* Exercise instructions:
Copy out each line of the material below that holds the string "JSON".

===== Dataset =====

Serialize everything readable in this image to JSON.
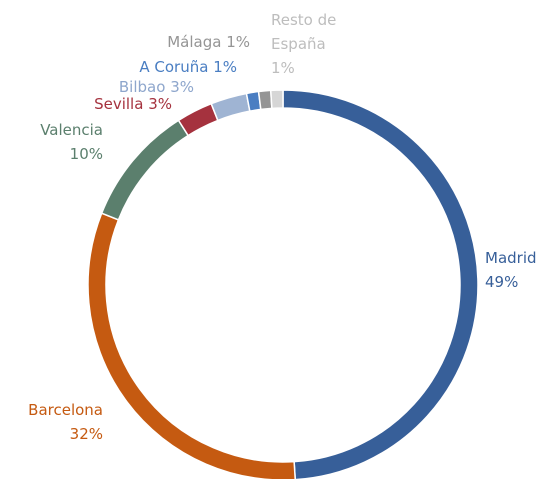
{
  "chart_data": {
    "type": "donut",
    "categories": [
      "Madrid",
      "Barcelona",
      "Valencia",
      "Sevilla",
      "Bilbao",
      "A Coruña",
      "Málaga",
      "Resto de España"
    ],
    "values": [
      49,
      32,
      10,
      3,
      3,
      1,
      1,
      1
    ],
    "value_labels": [
      "49%",
      "32%",
      "10%",
      "3%",
      "3%",
      "1%",
      "1%",
      "1%"
    ],
    "colors": [
      "#375f99",
      "#c55a11",
      "#5b7f6d",
      "#a5323e",
      "#9fb4d3",
      "#4a7ec2",
      "#959595",
      "#d6d6d6"
    ]
  }
}
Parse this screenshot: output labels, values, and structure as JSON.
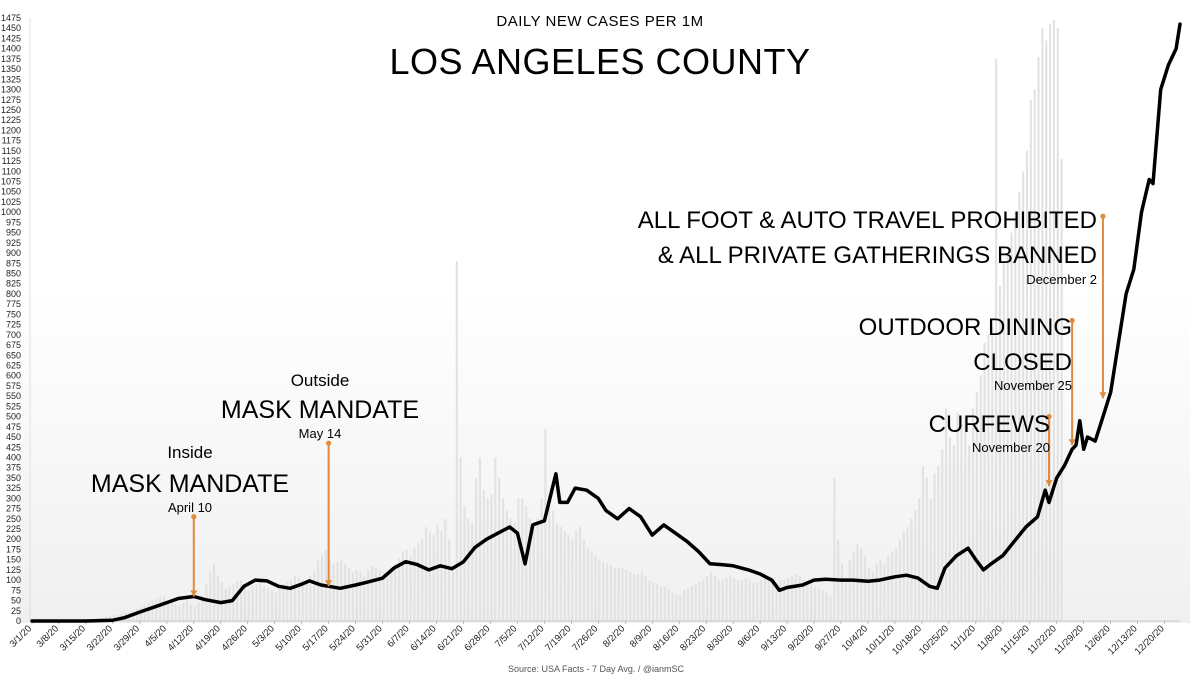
{
  "chart_data": {
    "type": "line",
    "subtitle": "DAILY NEW CASES PER 1M",
    "title": "LOS ANGELES COUNTY",
    "source": "Source: USA Facts - 7 Day Avg. / @ianmSC",
    "ylim": [
      0,
      1475
    ],
    "ytick_step": 25,
    "x_start": "3/1/20",
    "x_end": "12/24/20",
    "x_tick_labels": [
      "3/1/20",
      "3/8/20",
      "3/15/20",
      "3/22/20",
      "3/29/20",
      "4/5/20",
      "4/12/20",
      "4/19/20",
      "4/26/20",
      "5/3/20",
      "5/10/20",
      "5/17/20",
      "5/24/20",
      "5/31/20",
      "6/7/20",
      "6/14/20",
      "6/21/20",
      "6/28/20",
      "7/5/20",
      "7/12/20",
      "7/19/20",
      "7/26/20",
      "8/2/20",
      "8/9/20",
      "8/16/20",
      "8/23/20",
      "8/30/20",
      "9/6/20",
      "9/13/20",
      "9/20/20",
      "9/27/20",
      "10/4/20",
      "10/11/20",
      "10/18/20",
      "10/25/20",
      "11/1/20",
      "11/8/20",
      "11/15/20",
      "11/22/20",
      "11/29/20",
      "12/6/20",
      "12/13/20",
      "12/20/20"
    ],
    "series": [
      {
        "type": "bar",
        "color": "#e2e2e2",
        "values": [
          0,
          0,
          0,
          0,
          0,
          0,
          0,
          0,
          2,
          1,
          2,
          3,
          2,
          3,
          5,
          4,
          6,
          8,
          7,
          10,
          12,
          14,
          16,
          18,
          20,
          22,
          25,
          30,
          35,
          40,
          45,
          50,
          55,
          60,
          62,
          50,
          45,
          40,
          38,
          45,
          50,
          40,
          35,
          45,
          55,
          90,
          120,
          140,
          110,
          95,
          80,
          85,
          90,
          95,
          100,
          80,
          75,
          85,
          90,
          95,
          85,
          80,
          75,
          70,
          85,
          90,
          95,
          100,
          110,
          105,
          100,
          95,
          110,
          120,
          150,
          160,
          175,
          150,
          140,
          145,
          150,
          140,
          130,
          120,
          125,
          120,
          110,
          125,
          135,
          130,
          125,
          120,
          115,
          130,
          140,
          155,
          170,
          175,
          160,
          180,
          190,
          200,
          230,
          220,
          210,
          235,
          220,
          250,
          200,
          120,
          880,
          400,
          280,
          250,
          240,
          350,
          400,
          320,
          300,
          310,
          400,
          350,
          300,
          270,
          250,
          240,
          300,
          300,
          280,
          250,
          240,
          250,
          300,
          470,
          280,
          270,
          240,
          230,
          220,
          210,
          200,
          220,
          230,
          200,
          180,
          170,
          160,
          150,
          145,
          140,
          135,
          130,
          130,
          130,
          125,
          120,
          115,
          115,
          120,
          110,
          100,
          95,
          90,
          85,
          85,
          80,
          70,
          65,
          65,
          75,
          80,
          85,
          90,
          95,
          100,
          110,
          120,
          110,
          100,
          100,
          105,
          110,
          105,
          100,
          100,
          105,
          100,
          95,
          95,
          100,
          105,
          100,
          95,
          95,
          100,
          100,
          105,
          110,
          115,
          110,
          100,
          95,
          90,
          85,
          80,
          75,
          70,
          60,
          350,
          200,
          140,
          95,
          150,
          170,
          190,
          180,
          160,
          130,
          120,
          140,
          150,
          140,
          160,
          170,
          180,
          200,
          220,
          230,
          250,
          270,
          300,
          380,
          350,
          300,
          360,
          380,
          420,
          520,
          450,
          430,
          510,
          480,
          500,
          430,
          520,
          560,
          600,
          680,
          700,
          720,
          1375,
          820,
          880,
          900,
          950,
          1000,
          1050,
          1100,
          1150,
          1275,
          1300,
          1380,
          1450,
          1420,
          1460,
          1470,
          1450,
          1130
        ]
      },
      {
        "type": "line",
        "color": "#000000",
        "points": [
          [
            "3/1/20",
            0
          ],
          [
            "3/8/20",
            0
          ],
          [
            "3/15/20",
            0
          ],
          [
            "3/22/20",
            2
          ],
          [
            "3/25/20",
            8
          ],
          [
            "3/29/20",
            22
          ],
          [
            "4/2/20",
            35
          ],
          [
            "4/5/20",
            45
          ],
          [
            "4/8/20",
            55
          ],
          [
            "4/12/20",
            60
          ],
          [
            "4/15/20",
            52
          ],
          [
            "4/19/20",
            45
          ],
          [
            "4/22/20",
            50
          ],
          [
            "4/25/20",
            85
          ],
          [
            "4/28/20",
            100
          ],
          [
            "5/1/20",
            98
          ],
          [
            "5/4/20",
            85
          ],
          [
            "5/7/20",
            80
          ],
          [
            "5/10/20",
            90
          ],
          [
            "5/12/20",
            98
          ],
          [
            "5/15/20",
            88
          ],
          [
            "5/17/20",
            85
          ],
          [
            "5/20/20",
            80
          ],
          [
            "5/24/20",
            88
          ],
          [
            "5/27/20",
            95
          ],
          [
            "5/31/20",
            105
          ],
          [
            "6/3/20",
            130
          ],
          [
            "6/6/20",
            145
          ],
          [
            "6/9/20",
            138
          ],
          [
            "6/12/20",
            125
          ],
          [
            "6/15/20",
            135
          ],
          [
            "6/18/20",
            128
          ],
          [
            "6/21/20",
            145
          ],
          [
            "6/24/20",
            180
          ],
          [
            "6/27/20",
            200
          ],
          [
            "6/30/20",
            215
          ],
          [
            "7/3/20",
            230
          ],
          [
            "7/5/20",
            215
          ],
          [
            "7/7/20",
            140
          ],
          [
            "7/9/20",
            235
          ],
          [
            "7/12/20",
            245
          ],
          [
            "7/15/20",
            360
          ],
          [
            "7/16/20",
            290
          ],
          [
            "7/18/20",
            290
          ],
          [
            "7/20/20",
            325
          ],
          [
            "7/23/20",
            320
          ],
          [
            "7/26/20",
            300
          ],
          [
            "7/28/20",
            270
          ],
          [
            "7/31/20",
            250
          ],
          [
            "8/3/20",
            275
          ],
          [
            "8/6/20",
            255
          ],
          [
            "8/9/20",
            210
          ],
          [
            "8/12/20",
            235
          ],
          [
            "8/15/20",
            215
          ],
          [
            "8/18/20",
            195
          ],
          [
            "8/21/20",
            170
          ],
          [
            "8/24/20",
            140
          ],
          [
            "8/27/20",
            138
          ],
          [
            "8/30/20",
            135
          ],
          [
            "9/3/20",
            125
          ],
          [
            "9/6/20",
            115
          ],
          [
            "9/9/20",
            100
          ],
          [
            "9/11/20",
            75
          ],
          [
            "9/13/20",
            82
          ],
          [
            "9/17/20",
            88
          ],
          [
            "9/20/20",
            100
          ],
          [
            "9/23/20",
            102
          ],
          [
            "9/27/20",
            100
          ],
          [
            "9/30/20",
            100
          ],
          [
            "10/4/20",
            97
          ],
          [
            "10/7/20",
            100
          ],
          [
            "10/11/20",
            108
          ],
          [
            "10/14/20",
            112
          ],
          [
            "10/17/20",
            105
          ],
          [
            "10/20/20",
            85
          ],
          [
            "10/22/20",
            80
          ],
          [
            "10/24/20",
            130
          ],
          [
            "10/27/20",
            160
          ],
          [
            "10/30/20",
            178
          ],
          [
            "11/1/20",
            150
          ],
          [
            "11/3/20",
            125
          ],
          [
            "11/5/20",
            140
          ],
          [
            "11/8/20",
            160
          ],
          [
            "11/11/20",
            195
          ],
          [
            "11/14/20",
            230
          ],
          [
            "11/17/20",
            255
          ],
          [
            "11/19/20",
            320
          ],
          [
            "11/20/20",
            290
          ],
          [
            "11/22/20",
            350
          ],
          [
            "11/24/20",
            380
          ],
          [
            "11/26/20",
            420
          ],
          [
            "11/27/20",
            430
          ],
          [
            "11/28/20",
            490
          ],
          [
            "11/29/20",
            420
          ],
          [
            "11/30/20",
            450
          ],
          [
            "12/2/20",
            440
          ],
          [
            "12/4/20",
            500
          ],
          [
            "12/6/20",
            560
          ],
          [
            "12/8/20",
            680
          ],
          [
            "12/10/20",
            800
          ],
          [
            "12/12/20",
            860
          ],
          [
            "12/14/20",
            1000
          ],
          [
            "12/16/20",
            1080
          ],
          [
            "12/17/20",
            1070
          ],
          [
            "12/19/20",
            1300
          ],
          [
            "12/21/20",
            1360
          ],
          [
            "12/23/20",
            1400
          ],
          [
            "12/24/20",
            1460
          ]
        ]
      }
    ],
    "annotations": [
      {
        "lines": [
          "Inside",
          "MASK MANDATE",
          "April 10"
        ],
        "date": "4/12/20",
        "top": 255,
        "bottom": 60
      },
      {
        "lines": [
          "Outside",
          "MASK MANDATE",
          "May 14"
        ],
        "date": "5/17/20",
        "top": 435,
        "bottom": 85
      },
      {
        "lines": [
          "CURFEWS",
          "November 20"
        ],
        "date": "11/20/20",
        "top": 500,
        "bottom": 330
      },
      {
        "lines": [
          "OUTDOOR DINING",
          "CLOSED",
          "November 25"
        ],
        "date": "11/26/20",
        "top": 735,
        "bottom": 430
      },
      {
        "lines": [
          "ALL FOOT & AUTO TRAVEL PROHIBITED",
          "& ALL PRIVATE GATHERINGS BANNED",
          "December 2"
        ],
        "date": "12/4/20",
        "top": 990,
        "bottom": 545
      }
    ],
    "colors": {
      "line": "#000000",
      "bars": "#e2e2e2",
      "annotation": "#e08a3c",
      "grid_fill": "#f6f6f6"
    }
  }
}
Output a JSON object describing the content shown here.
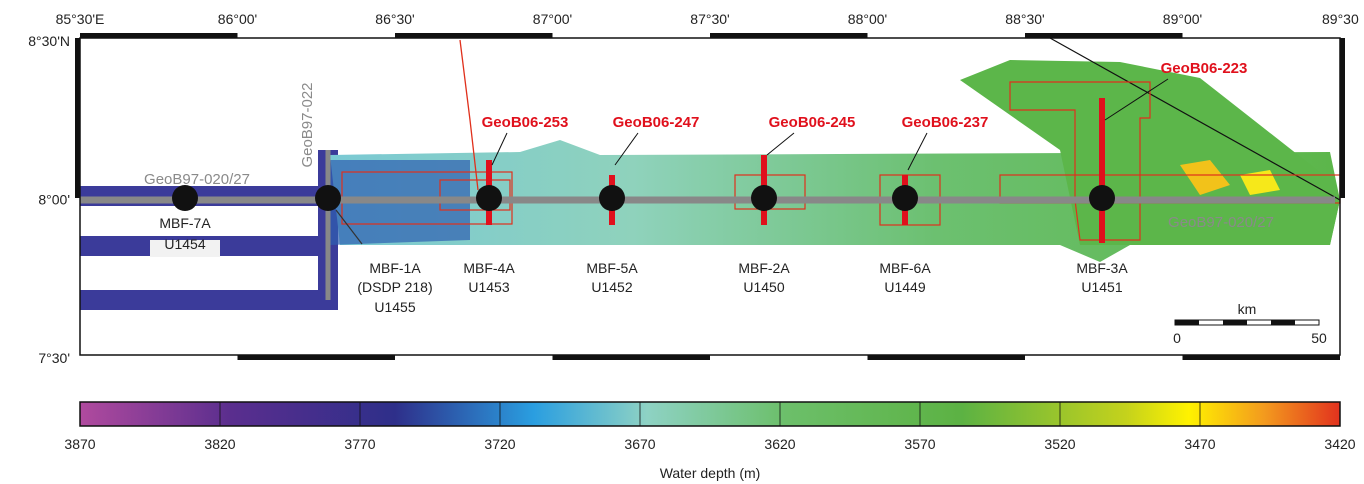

=====

* Output:
Serialize everything readable in this image to JSON.
Parse this screenshot: output labels, values, and structure as JSON.
Output a JSON object describing the content shown here.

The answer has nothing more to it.